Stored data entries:
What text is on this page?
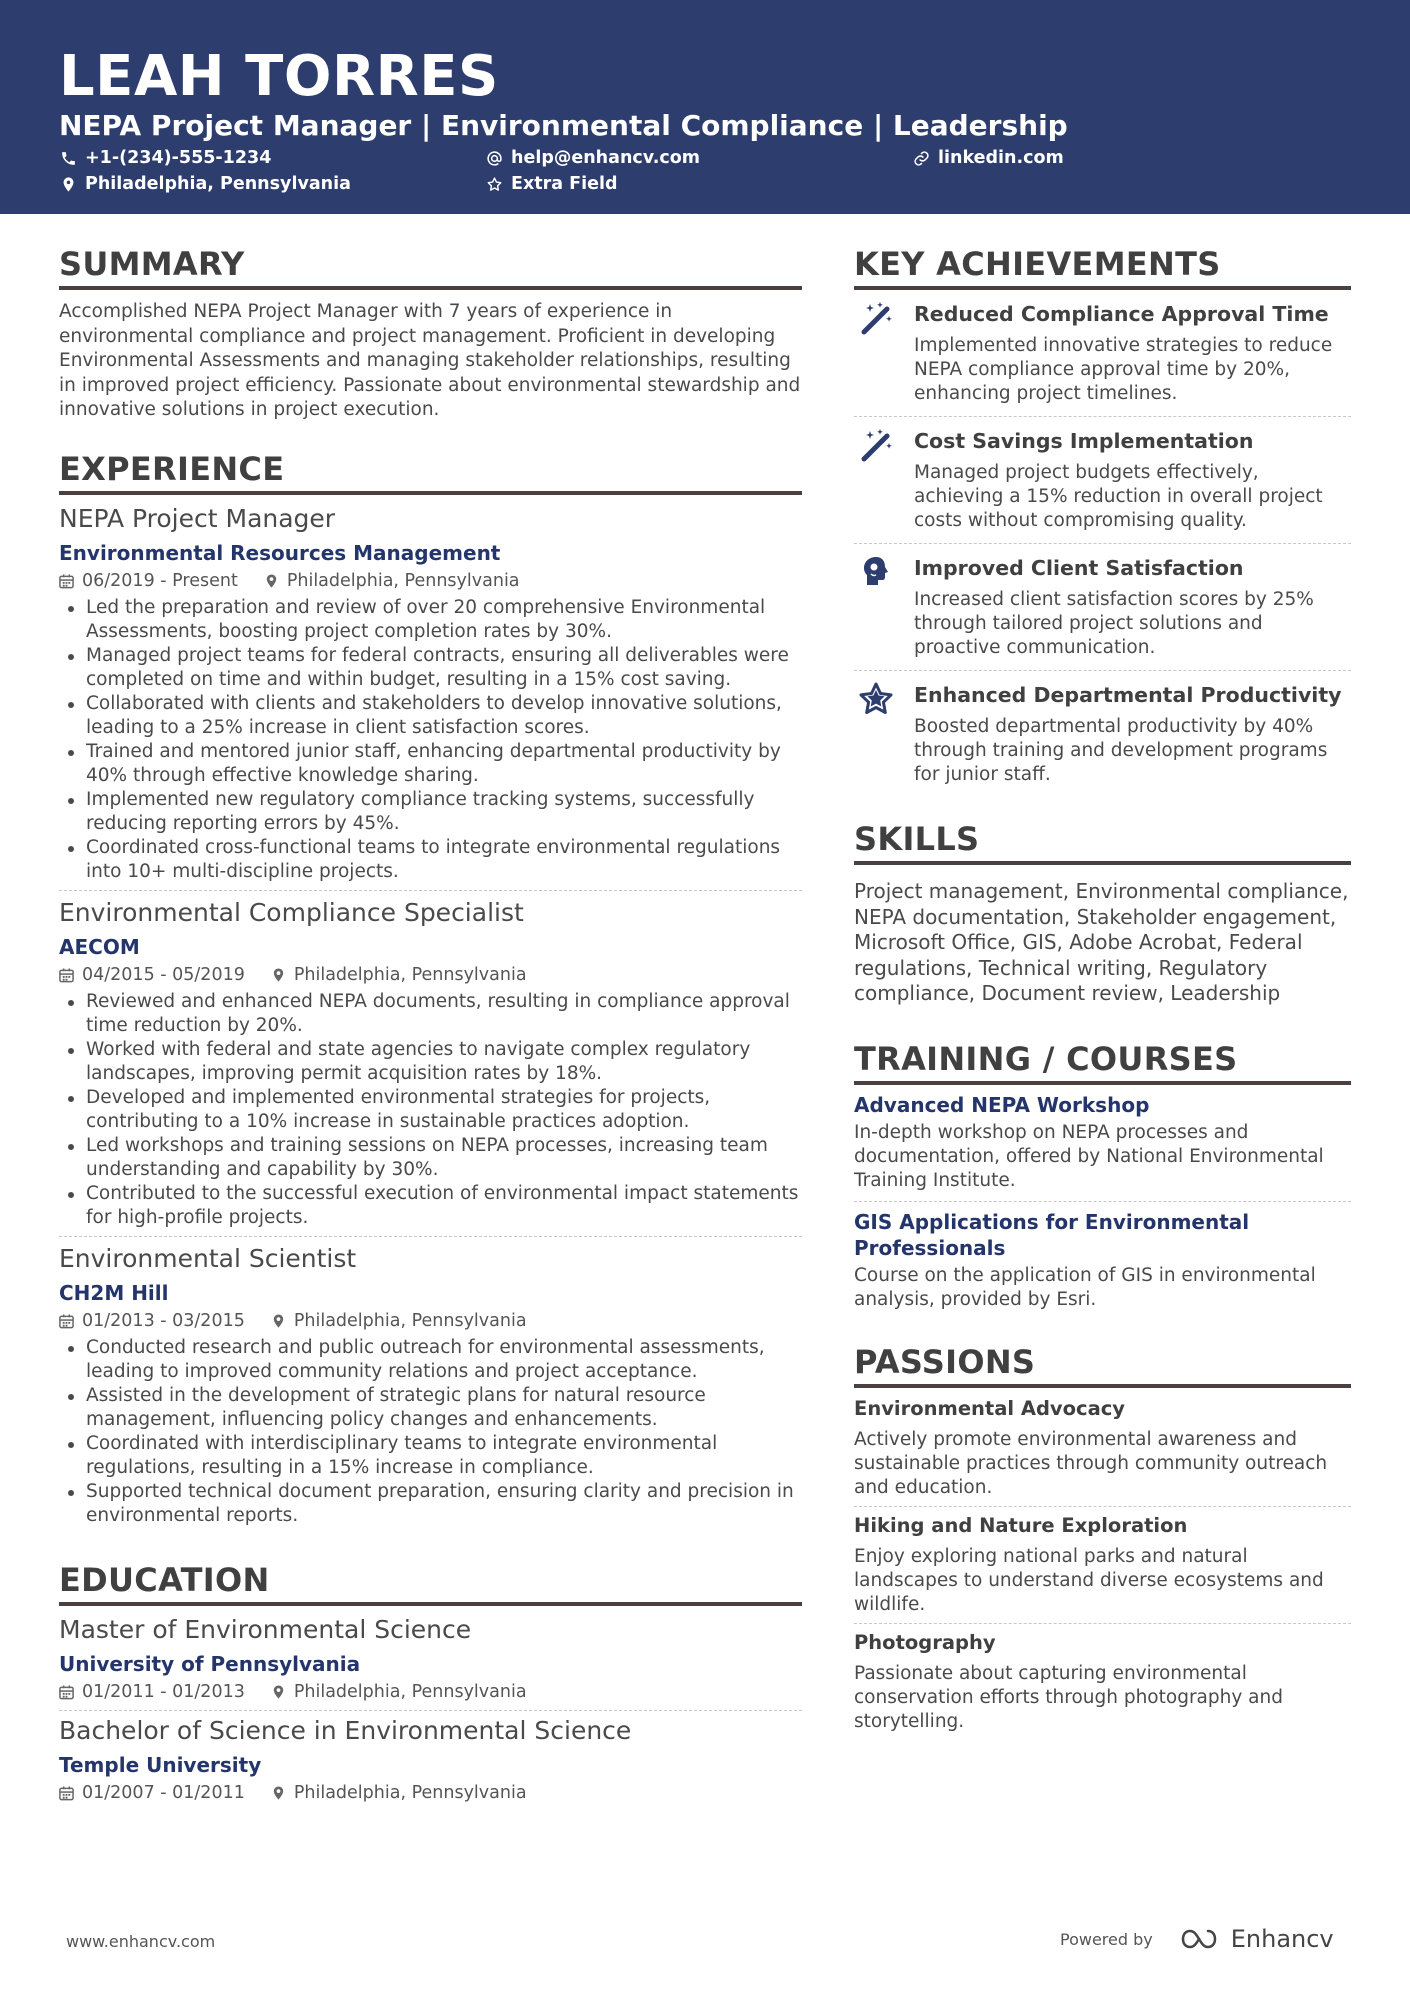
LEAH TORRES
NEPA Project Manager | Environmental Compliance | Leadership
+1-(234)-555-1234	help@enhancv.com	linkedin.com
Philadelphia, Pennsylvania	Extra Field
SUMMARY
Accomplished NEPA Project Manager with 7 years of experience in environmental compliance and project management. Proficient in developing Environmental Assessments and managing stakeholder relationships, resulting in improved project efficiency. Passionate about environmental stewardship and innovative solutions in project execution.
EXPERIENCE
NEPA Project Manager
Environmental Resources Management
06/2019 - Present	Philadelphia, Pennsylvania
Led the preparation and review of over 20 comprehensive Environmental Assessments, boosting project completion rates by 30%.
Managed project teams for federal contracts, ensuring all deliverables were completed on time and within budget, resulting in a 15% cost saving.
Collaborated with clients and stakeholders to develop innovative solutions, leading to a 25% increase in client satisfaction scores.
Trained and mentored junior staff, enhancing departmental productivity by 40% through effective knowledge sharing.
Implemented new regulatory compliance tracking systems, successfully reducing reporting errors by 45%.
Coordinated cross-functional teams to integrate environmental regulations into 10+ multi-discipline projects.
Environmental Compliance Specialist
AECOM
04/2015 - 05/2019	Philadelphia, Pennsylvania
Reviewed and enhanced NEPA documents, resulting in compliance approval time reduction by 20%.
Worked with federal and state agencies to navigate complex regulatory landscapes, improving permit acquisition rates by 18%.
Developed and implemented environmental strategies for projects, contributing to a 10% increase in sustainable practices adoption.
Led workshops and training sessions on NEPA processes, increasing team understanding and capability by 30%.
Contributed to the successful execution of environmental impact statements for high-profile projects.
Environmental Scientist
CH2M Hill
01/2013 - 03/2015	Philadelphia, Pennsylvania
Conducted research and public outreach for environmental assessments, leading to improved community relations and project acceptance.
Assisted in the development of strategic plans for natural resource management, influencing policy changes and enhancements.
Coordinated with interdisciplinary teams to integrate environmental regulations, resulting in a 15% increase in compliance.
Supported technical document preparation, ensuring clarity and precision in environmental reports.
EDUCATION
Master of Environmental Science
University of Pennsylvania
01/2011 - 01/2013	Philadelphia, Pennsylvania
Bachelor of Science in Environmental Science
Temple University
01/2007 - 01/2011	Philadelphia, Pennsylvania
KEY ACHIEVEMENTS
Reduced Compliance Approval Time
Implemented innovative strategies to reduce NEPA compliance approval time by 20%, enhancing project timelines.
Cost Savings Implementation
Managed project budgets effectively, achieving a 15% reduction in overall project costs without compromising quality.
Improved Client Satisfaction
Increased client satisfaction scores by 25% through tailored project solutions and proactive communication.
Enhanced Departmental Productivity
Boosted departmental productivity by 40% through training and development programs for junior staff.
SKILLS
Project management, Environmental compliance, NEPA documentation, Stakeholder engagement, Microsoft Office, GIS, Adobe Acrobat, Federal regulations, Technical writing, Regulatory compliance, Document review, Leadership
TRAINING / COURSES
Advanced NEPA Workshop
In-depth workshop on NEPA processes and documentation, offered by National Environmental Training Institute.
GIS Applications for Environmental Professionals
Course on the application of GIS in environmental analysis, provided by Esri.
PASSIONS
Environmental Advocacy
Actively promote environmental awareness and sustainable practices through community outreach and education.
Hiking and Nature Exploration
Enjoy exploring national parks and natural landscapes to understand diverse ecosystems and wildlife.
Photography
Passionate about capturing environmental conservation efforts through photography and storytelling.
www.enhancv.com	Powered by	Enhancv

EXERCISE AIM: Reproduce the material above verbatim; omit every picture.

SOLUTION FOR THIS PROBLEM:
What text is on this page?
LEAH TORRES
NEPA Project Manager | Environmental Compliance | Leadership
+1-(234)-555-1234	help@enhancv.com	linkedin.com
Philadelphia, Pennsylvania	Extra Field
SUMMARY
Accomplished NEPA Project Manager with 7 years of experience in environmental compliance and project management. Proficient in developing Environmental Assessments and managing stakeholder relationships, resulting in improved project efficiency. Passionate about environmental stewardship and innovative solutions in project execution.
EXPERIENCE
NEPA Project Manager
Environmental Resources Management
06/2019 - Present	Philadelphia, Pennsylvania
Led the preparation and review of over 20 comprehensive Environmental Assessments, boosting project completion rates by 30%.
Managed project teams for federal contracts, ensuring all deliverables were completed on time and within budget, resulting in a 15% cost saving.
Collaborated with clients and stakeholders to develop innovative solutions, leading to a 25% increase in client satisfaction scores.
Trained and mentored junior staff, enhancing departmental productivity by 40% through effective knowledge sharing.
Implemented new regulatory compliance tracking systems, successfully reducing reporting errors by 45%.
Coordinated cross-functional teams to integrate environmental regulations into 10+ multi-discipline projects.
Environmental Compliance Specialist
AECOM
04/2015 - 05/2019	Philadelphia, Pennsylvania
Reviewed and enhanced NEPA documents, resulting in compliance approval time reduction by 20%.
Worked with federal and state agencies to navigate complex regulatory landscapes, improving permit acquisition rates by 18%.
Developed and implemented environmental strategies for projects, contributing to a 10% increase in sustainable practices adoption.
Led workshops and training sessions on NEPA processes, increasing team understanding and capability by 30%.
Contributed to the successful execution of environmental impact statements for high-profile projects.
Environmental Scientist
CH2M Hill
01/2013 - 03/2015	Philadelphia, Pennsylvania
Conducted research and public outreach for environmental assessments, leading to improved community relations and project acceptance.
Assisted in the development of strategic plans for natural resource management, influencing policy changes and enhancements.
Coordinated with interdisciplinary teams to integrate environmental regulations, resulting in a 15% increase in compliance.
Supported technical document preparation, ensuring clarity and precision in environmental reports.
EDUCATION
Master of Environmental Science
University of Pennsylvania
01/2011 - 01/2013	Philadelphia, Pennsylvania
Bachelor of Science in Environmental Science
Temple University
01/2007 - 01/2011	Philadelphia, Pennsylvania
KEY ACHIEVEMENTS
Reduced Compliance Approval Time
Implemented innovative strategies to reduce NEPA compliance approval time by 20%, enhancing project timelines.
Cost Savings Implementation
Managed project budgets effectively, achieving a 15% reduction in overall project costs without compromising quality.
Improved Client Satisfaction
Increased client satisfaction scores by 25% through tailored project solutions and proactive communication.
Enhanced Departmental Productivity
Boosted departmental productivity by 40% through training and development programs for junior staff.
SKILLS
Project management, Environmental compliance, NEPA documentation, Stakeholder engagement, Microsoft Office, GIS, Adobe Acrobat, Federal regulations, Technical writing, Regulatory compliance, Document review, Leadership
TRAINING / COURSES
Advanced NEPA Workshop
In-depth workshop on NEPA processes and documentation, offered by National Environmental Training Institute.
GIS Applications for Environmental Professionals
Course on the application of GIS in environmental analysis, provided by Esri.
PASSIONS
Environmental Advocacy
Actively promote environmental awareness and sustainable practices through community outreach and education.
Hiking and Nature Exploration
Enjoy exploring national parks and natural landscapes to understand diverse ecosystems and wildlife.
Photography
Passionate about capturing environmental conservation efforts through photography and storytelling.
www.enhancv.com	Powered by	Enhancv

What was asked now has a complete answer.